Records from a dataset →
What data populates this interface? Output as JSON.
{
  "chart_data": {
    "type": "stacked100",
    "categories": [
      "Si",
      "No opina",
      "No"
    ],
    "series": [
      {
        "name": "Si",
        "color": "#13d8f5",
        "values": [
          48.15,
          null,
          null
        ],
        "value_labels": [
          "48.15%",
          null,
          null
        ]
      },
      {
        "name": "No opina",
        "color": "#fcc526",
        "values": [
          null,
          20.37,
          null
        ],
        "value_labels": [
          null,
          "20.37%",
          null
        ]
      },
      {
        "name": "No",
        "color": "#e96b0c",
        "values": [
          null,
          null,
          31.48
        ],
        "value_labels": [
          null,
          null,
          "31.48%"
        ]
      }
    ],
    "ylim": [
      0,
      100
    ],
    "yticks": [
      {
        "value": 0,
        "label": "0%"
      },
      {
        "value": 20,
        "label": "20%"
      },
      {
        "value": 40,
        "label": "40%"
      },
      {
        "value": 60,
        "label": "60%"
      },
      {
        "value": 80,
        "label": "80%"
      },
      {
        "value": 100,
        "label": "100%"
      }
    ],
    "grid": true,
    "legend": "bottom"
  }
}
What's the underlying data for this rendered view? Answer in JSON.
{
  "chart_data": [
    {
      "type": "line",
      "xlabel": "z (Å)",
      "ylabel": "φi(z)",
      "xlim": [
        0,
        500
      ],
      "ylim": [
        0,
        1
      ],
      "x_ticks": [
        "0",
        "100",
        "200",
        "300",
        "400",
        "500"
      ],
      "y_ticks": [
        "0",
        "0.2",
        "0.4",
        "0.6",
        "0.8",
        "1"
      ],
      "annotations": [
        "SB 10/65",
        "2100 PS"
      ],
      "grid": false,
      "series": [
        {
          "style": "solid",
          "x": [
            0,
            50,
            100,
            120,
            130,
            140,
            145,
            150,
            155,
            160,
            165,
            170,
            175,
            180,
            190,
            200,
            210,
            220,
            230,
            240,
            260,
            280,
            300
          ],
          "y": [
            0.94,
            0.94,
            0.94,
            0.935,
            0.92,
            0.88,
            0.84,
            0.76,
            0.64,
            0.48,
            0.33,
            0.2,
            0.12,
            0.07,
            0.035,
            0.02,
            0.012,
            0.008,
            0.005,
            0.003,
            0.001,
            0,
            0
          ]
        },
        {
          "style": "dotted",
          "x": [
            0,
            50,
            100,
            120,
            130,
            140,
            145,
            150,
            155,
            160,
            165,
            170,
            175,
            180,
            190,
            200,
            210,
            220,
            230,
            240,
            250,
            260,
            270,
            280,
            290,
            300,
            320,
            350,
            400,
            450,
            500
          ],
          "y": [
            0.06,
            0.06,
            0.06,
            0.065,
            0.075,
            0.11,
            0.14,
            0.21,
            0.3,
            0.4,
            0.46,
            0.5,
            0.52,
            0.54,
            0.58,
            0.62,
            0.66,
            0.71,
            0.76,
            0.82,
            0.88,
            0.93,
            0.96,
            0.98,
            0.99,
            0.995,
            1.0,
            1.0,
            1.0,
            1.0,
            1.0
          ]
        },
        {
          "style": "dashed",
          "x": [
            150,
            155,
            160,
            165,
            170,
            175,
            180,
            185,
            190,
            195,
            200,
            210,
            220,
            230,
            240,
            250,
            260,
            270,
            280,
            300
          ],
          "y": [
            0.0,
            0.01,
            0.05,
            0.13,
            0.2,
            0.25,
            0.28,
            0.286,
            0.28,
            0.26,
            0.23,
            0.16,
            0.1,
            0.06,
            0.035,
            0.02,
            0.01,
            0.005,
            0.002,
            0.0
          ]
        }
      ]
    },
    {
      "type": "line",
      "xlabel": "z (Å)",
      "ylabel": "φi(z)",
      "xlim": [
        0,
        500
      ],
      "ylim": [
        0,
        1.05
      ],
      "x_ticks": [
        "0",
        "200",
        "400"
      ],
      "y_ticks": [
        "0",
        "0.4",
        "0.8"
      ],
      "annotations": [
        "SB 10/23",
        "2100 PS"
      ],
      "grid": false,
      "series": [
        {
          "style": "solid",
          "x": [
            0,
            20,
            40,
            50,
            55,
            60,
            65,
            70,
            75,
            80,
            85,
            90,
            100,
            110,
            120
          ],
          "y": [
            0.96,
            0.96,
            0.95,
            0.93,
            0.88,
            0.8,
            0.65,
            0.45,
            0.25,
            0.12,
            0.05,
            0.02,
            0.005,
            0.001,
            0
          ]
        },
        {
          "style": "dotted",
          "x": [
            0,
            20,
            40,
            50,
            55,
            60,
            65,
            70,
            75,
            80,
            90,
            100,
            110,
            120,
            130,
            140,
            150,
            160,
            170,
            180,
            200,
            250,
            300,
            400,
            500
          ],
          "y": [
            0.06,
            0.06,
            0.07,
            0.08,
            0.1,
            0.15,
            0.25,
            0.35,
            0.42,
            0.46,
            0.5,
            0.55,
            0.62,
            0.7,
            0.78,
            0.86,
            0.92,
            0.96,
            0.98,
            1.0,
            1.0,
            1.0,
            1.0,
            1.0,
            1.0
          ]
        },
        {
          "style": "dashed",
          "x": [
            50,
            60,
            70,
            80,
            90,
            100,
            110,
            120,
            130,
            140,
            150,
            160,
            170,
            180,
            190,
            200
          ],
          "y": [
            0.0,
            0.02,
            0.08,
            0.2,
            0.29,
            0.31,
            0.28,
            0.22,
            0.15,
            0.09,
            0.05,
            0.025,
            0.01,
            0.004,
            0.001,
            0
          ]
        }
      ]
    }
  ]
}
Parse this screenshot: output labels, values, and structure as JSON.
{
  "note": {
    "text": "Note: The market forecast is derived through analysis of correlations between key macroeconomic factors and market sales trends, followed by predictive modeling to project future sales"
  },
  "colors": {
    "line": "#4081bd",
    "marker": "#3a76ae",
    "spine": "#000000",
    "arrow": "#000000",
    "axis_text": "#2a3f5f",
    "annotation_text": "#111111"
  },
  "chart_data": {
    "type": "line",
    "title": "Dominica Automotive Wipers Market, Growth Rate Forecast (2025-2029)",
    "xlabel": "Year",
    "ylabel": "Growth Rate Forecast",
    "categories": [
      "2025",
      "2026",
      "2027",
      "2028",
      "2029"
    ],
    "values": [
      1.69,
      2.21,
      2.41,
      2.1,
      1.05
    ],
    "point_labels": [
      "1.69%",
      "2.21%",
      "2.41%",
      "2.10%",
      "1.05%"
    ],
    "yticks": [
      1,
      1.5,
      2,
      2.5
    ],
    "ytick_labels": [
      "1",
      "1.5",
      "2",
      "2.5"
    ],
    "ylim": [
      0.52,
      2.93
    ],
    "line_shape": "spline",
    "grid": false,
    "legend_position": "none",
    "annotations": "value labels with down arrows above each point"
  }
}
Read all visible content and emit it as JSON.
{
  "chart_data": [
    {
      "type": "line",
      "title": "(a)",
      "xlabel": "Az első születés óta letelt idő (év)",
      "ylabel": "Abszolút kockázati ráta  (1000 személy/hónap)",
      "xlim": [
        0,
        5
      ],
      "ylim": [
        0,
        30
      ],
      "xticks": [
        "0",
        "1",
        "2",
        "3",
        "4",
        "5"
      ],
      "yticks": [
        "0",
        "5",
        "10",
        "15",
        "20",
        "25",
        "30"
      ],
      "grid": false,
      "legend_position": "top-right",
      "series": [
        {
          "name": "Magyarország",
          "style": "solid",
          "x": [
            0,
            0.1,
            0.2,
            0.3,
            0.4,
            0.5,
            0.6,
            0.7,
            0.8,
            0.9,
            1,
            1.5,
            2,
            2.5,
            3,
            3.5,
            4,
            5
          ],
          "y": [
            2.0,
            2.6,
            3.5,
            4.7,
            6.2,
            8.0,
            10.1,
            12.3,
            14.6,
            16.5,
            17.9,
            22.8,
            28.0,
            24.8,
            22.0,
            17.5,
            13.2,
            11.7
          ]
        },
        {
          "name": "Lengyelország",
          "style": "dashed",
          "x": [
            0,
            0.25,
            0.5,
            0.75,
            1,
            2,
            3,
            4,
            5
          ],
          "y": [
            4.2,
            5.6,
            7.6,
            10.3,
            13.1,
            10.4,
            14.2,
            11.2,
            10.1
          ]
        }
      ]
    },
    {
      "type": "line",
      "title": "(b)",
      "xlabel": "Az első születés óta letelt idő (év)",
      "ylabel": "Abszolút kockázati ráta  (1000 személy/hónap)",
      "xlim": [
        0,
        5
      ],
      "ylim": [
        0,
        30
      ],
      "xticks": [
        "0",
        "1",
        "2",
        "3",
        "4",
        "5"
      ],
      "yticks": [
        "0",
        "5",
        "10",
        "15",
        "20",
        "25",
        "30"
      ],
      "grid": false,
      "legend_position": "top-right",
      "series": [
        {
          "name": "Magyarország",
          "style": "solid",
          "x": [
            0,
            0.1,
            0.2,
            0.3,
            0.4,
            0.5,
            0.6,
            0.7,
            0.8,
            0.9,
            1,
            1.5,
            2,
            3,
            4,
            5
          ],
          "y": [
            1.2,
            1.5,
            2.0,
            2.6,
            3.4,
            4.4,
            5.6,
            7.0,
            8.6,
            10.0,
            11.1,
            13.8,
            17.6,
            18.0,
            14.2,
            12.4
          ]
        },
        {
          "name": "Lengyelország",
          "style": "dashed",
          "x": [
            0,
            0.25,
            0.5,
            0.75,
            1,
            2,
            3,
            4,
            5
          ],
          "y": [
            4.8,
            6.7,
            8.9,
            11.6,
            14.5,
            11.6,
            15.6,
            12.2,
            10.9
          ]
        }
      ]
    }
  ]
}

Problem details →
Gather each line of the listing containing the word "title" and show it.

Result of this task →
    "title": "Dominica Automotive Wipers Market, Growth Rate Forecast (2025-2029)",
      "title": "(a)",
      "title": "(b)",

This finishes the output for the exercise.